AIM:
All entries are to be given again verbatim.

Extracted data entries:
Start

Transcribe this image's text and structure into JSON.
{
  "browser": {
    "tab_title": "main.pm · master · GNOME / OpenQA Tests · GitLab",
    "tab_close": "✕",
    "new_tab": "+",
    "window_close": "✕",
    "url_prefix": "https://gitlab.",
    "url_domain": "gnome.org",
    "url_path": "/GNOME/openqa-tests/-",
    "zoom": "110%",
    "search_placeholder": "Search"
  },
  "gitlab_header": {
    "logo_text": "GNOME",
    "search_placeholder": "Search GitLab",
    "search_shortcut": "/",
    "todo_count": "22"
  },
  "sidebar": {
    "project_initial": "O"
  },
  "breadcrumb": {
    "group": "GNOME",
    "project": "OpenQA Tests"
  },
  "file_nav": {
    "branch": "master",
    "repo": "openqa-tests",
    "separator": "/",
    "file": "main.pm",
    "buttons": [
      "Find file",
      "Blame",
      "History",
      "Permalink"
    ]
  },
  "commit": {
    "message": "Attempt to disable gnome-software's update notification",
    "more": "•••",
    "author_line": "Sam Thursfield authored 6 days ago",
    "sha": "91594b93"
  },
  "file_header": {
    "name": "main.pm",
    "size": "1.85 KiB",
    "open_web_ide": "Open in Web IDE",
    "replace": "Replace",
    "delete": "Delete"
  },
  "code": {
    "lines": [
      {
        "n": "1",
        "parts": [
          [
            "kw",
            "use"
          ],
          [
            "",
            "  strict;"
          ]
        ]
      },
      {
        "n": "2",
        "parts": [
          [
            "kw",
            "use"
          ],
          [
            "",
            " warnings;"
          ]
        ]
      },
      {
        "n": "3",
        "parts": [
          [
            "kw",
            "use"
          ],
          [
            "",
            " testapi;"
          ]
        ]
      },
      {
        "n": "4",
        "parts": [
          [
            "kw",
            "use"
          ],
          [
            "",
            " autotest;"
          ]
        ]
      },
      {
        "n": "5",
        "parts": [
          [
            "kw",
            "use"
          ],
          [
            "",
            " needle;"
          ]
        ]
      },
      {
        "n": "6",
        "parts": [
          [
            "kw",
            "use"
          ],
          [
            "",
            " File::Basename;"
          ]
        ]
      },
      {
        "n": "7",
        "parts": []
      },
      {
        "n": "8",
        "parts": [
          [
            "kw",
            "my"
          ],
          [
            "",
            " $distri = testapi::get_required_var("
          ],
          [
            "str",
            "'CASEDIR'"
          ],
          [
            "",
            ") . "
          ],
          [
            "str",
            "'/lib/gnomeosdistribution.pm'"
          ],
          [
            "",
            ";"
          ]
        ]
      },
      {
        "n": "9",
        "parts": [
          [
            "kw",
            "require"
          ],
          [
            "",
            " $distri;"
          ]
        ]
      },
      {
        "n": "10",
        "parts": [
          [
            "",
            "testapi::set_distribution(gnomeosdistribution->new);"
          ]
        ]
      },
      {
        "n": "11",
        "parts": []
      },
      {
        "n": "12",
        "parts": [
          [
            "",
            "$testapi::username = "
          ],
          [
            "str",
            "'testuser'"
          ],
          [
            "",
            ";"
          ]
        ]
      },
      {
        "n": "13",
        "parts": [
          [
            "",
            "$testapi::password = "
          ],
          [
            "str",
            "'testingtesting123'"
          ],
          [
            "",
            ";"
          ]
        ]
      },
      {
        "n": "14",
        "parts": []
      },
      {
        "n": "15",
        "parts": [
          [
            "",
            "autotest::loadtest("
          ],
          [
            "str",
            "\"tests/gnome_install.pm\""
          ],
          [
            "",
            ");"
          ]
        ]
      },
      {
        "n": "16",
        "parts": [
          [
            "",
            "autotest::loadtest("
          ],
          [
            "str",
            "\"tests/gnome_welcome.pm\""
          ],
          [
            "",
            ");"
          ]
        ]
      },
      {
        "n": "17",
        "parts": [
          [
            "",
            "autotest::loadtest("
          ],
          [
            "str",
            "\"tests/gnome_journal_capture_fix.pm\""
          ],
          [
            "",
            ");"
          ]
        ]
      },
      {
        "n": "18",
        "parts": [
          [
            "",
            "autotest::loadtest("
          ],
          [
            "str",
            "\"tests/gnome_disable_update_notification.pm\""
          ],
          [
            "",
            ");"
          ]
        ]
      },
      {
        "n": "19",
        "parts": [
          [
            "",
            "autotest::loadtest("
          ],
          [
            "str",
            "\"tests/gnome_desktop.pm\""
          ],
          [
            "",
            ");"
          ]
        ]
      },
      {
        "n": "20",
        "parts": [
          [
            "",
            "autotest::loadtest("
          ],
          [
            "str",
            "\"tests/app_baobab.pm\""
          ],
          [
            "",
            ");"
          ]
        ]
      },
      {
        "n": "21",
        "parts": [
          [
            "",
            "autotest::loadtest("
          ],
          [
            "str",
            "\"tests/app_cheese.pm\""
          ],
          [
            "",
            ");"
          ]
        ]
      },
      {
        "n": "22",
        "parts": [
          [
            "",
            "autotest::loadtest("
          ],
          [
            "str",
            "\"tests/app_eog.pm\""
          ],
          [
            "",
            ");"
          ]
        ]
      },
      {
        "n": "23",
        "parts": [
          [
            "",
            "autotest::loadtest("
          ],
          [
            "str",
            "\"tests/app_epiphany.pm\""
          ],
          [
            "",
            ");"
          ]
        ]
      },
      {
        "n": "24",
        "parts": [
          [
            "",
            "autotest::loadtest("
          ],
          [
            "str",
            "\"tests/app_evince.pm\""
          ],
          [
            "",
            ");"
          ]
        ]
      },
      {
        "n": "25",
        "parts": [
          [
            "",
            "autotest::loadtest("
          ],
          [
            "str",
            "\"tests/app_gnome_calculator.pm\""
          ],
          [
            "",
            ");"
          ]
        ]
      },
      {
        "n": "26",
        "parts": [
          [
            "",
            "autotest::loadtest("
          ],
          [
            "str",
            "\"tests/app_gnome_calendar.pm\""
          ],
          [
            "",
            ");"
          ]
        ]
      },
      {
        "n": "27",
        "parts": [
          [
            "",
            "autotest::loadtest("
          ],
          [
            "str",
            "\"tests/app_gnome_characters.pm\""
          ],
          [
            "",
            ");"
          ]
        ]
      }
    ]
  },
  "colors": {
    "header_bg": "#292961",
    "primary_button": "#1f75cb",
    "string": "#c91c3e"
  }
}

End

OUTPUT OF THE EXERCISE:
Transcribe this image's text and structure into JSON.
{
  "browser": {
    "tab_title": "main.pm · master · GNOME / OpenQA Tests · GitLab",
    "tab_close": "✕",
    "new_tab": "+",
    "window_close": "✕",
    "url_prefix": "https://gitlab.",
    "url_domain": "gnome.org",
    "url_path": "/GNOME/openqa-tests/-",
    "zoom": "110%",
    "search_placeholder": "Search"
  },
  "gitlab_header": {
    "logo_text": "GNOME",
    "search_placeholder": "Search GitLab",
    "search_shortcut": "/",
    "todo_count": "22"
  },
  "sidebar": {
    "project_initial": "O"
  },
  "breadcrumb": {
    "group": "GNOME",
    "project": "OpenQA Tests"
  },
  "file_nav": {
    "branch": "master",
    "repo": "openqa-tests",
    "separator": "/",
    "file": "main.pm",
    "buttons": [
      "Find file",
      "Blame",
      "History",
      "Permalink"
    ]
  },
  "commit": {
    "message": "Attempt to disable gnome-software's update notification",
    "more": "•••",
    "author_line": "Sam Thursfield authored 6 days ago",
    "sha": "91594b93"
  },
  "file_header": {
    "name": "main.pm",
    "size": "1.85 KiB",
    "open_web_ide": "Open in Web IDE",
    "replace": "Replace",
    "delete": "Delete"
  },
  "code": {
    "lines": [
      {
        "n": "1",
        "parts": [
          [
            "kw",
            "use"
          ],
          [
            "",
            "  strict;"
          ]
        ]
      },
      {
        "n": "2",
        "parts": [
          [
            "kw",
            "use"
          ],
          [
            "",
            " warnings;"
          ]
        ]
      },
      {
        "n": "3",
        "parts": [
          [
            "kw",
            "use"
          ],
          [
            "",
            " testapi;"
          ]
        ]
      },
      {
        "n": "4",
        "parts": [
          [
            "kw",
            "use"
          ],
          [
            "",
            " autotest;"
          ]
        ]
      },
      {
        "n": "5",
        "parts": [
          [
            "kw",
            "use"
          ],
          [
            "",
            " needle;"
          ]
        ]
      },
      {
        "n": "6",
        "parts": [
          [
            "kw",
            "use"
          ],
          [
            "",
            " File::Basename;"
          ]
        ]
      },
      {
        "n": "7",
        "parts": []
      },
      {
        "n": "8",
        "parts": [
          [
            "kw",
            "my"
          ],
          [
            "",
            " $distri = testapi::get_required_var("
          ],
          [
            "str",
            "'CASEDIR'"
          ],
          [
            "",
            ") . "
          ],
          [
            "str",
            "'/lib/gnomeosdistribution.pm'"
          ],
          [
            "",
            ";"
          ]
        ]
      },
      {
        "n": "9",
        "parts": [
          [
            "kw",
            "require"
          ],
          [
            "",
            " $distri;"
          ]
        ]
      },
      {
        "n": "10",
        "parts": [
          [
            "",
            "testapi::set_distribution(gnomeosdistribution->new);"
          ]
        ]
      },
      {
        "n": "11",
        "parts": []
      },
      {
        "n": "12",
        "parts": [
          [
            "",
            "$testapi::username = "
          ],
          [
            "str",
            "'testuser'"
          ],
          [
            "",
            ";"
          ]
        ]
      },
      {
        "n": "13",
        "parts": [
          [
            "",
            "$testapi::password = "
          ],
          [
            "str",
            "'testingtesting123'"
          ],
          [
            "",
            ";"
          ]
        ]
      },
      {
        "n": "14",
        "parts": []
      },
      {
        "n": "15",
        "parts": [
          [
            "",
            "autotest::loadtest("
          ],
          [
            "str",
            "\"tests/gnome_install.pm\""
          ],
          [
            "",
            ");"
          ]
        ]
      },
      {
        "n": "16",
        "parts": [
          [
            "",
            "autotest::loadtest("
          ],
          [
            "str",
            "\"tests/gnome_welcome.pm\""
          ],
          [
            "",
            ");"
          ]
        ]
      },
      {
        "n": "17",
        "parts": [
          [
            "",
            "autotest::loadtest("
          ],
          [
            "str",
            "\"tests/gnome_journal_capture_fix.pm\""
          ],
          [
            "",
            ");"
          ]
        ]
      },
      {
        "n": "18",
        "parts": [
          [
            "",
            "autotest::loadtest("
          ],
          [
            "str",
            "\"tests/gnome_disable_update_notification.pm\""
          ],
          [
            "",
            ");"
          ]
        ]
      },
      {
        "n": "19",
        "parts": [
          [
            "",
            "autotest::loadtest("
          ],
          [
            "str",
            "\"tests/gnome_desktop.pm\""
          ],
          [
            "",
            ");"
          ]
        ]
      },
      {
        "n": "20",
        "parts": [
          [
            "",
            "autotest::loadtest("
          ],
          [
            "str",
            "\"tests/app_baobab.pm\""
          ],
          [
            "",
            ");"
          ]
        ]
      },
      {
        "n": "21",
        "parts": [
          [
            "",
            "autotest::loadtest("
          ],
          [
            "str",
            "\"tests/app_cheese.pm\""
          ],
          [
            "",
            ");"
          ]
        ]
      },
      {
        "n": "22",
        "parts": [
          [
            "",
            "autotest::loadtest("
          ],
          [
            "str",
            "\"tests/app_eog.pm\""
          ],
          [
            "",
            ");"
          ]
        ]
      },
      {
        "n": "23",
        "parts": [
          [
            "",
            "autotest::loadtest("
          ],
          [
            "str",
            "\"tests/app_epiphany.pm\""
          ],
          [
            "",
            ");"
          ]
        ]
      },
      {
        "n": "24",
        "parts": [
          [
            "",
            "autotest::loadtest("
          ],
          [
            "str",
            "\"tests/app_evince.pm\""
          ],
          [
            "",
            ");"
          ]
        ]
      },
      {
        "n": "25",
        "parts": [
          [
            "",
            "autotest::loadtest("
          ],
          [
            "str",
            "\"tests/app_gnome_calculator.pm\""
          ],
          [
            "",
            ");"
          ]
        ]
      },
      {
        "n": "26",
        "parts": [
          [
            "",
            "autotest::loadtest("
          ],
          [
            "str",
            "\"tests/app_gnome_calendar.pm\""
          ],
          [
            "",
            ");"
          ]
        ]
      },
      {
        "n": "27",
        "parts": [
          [
            "",
            "autotest::loadtest("
          ],
          [
            "str",
            "\"tests/app_gnome_characters.pm\""
          ],
          [
            "",
            ");"
          ]
        ]
      }
    ]
  },
  "colors": {
    "header_bg": "#292961",
    "primary_button": "#1f75cb",
    "string": "#c91c3e"
  }
}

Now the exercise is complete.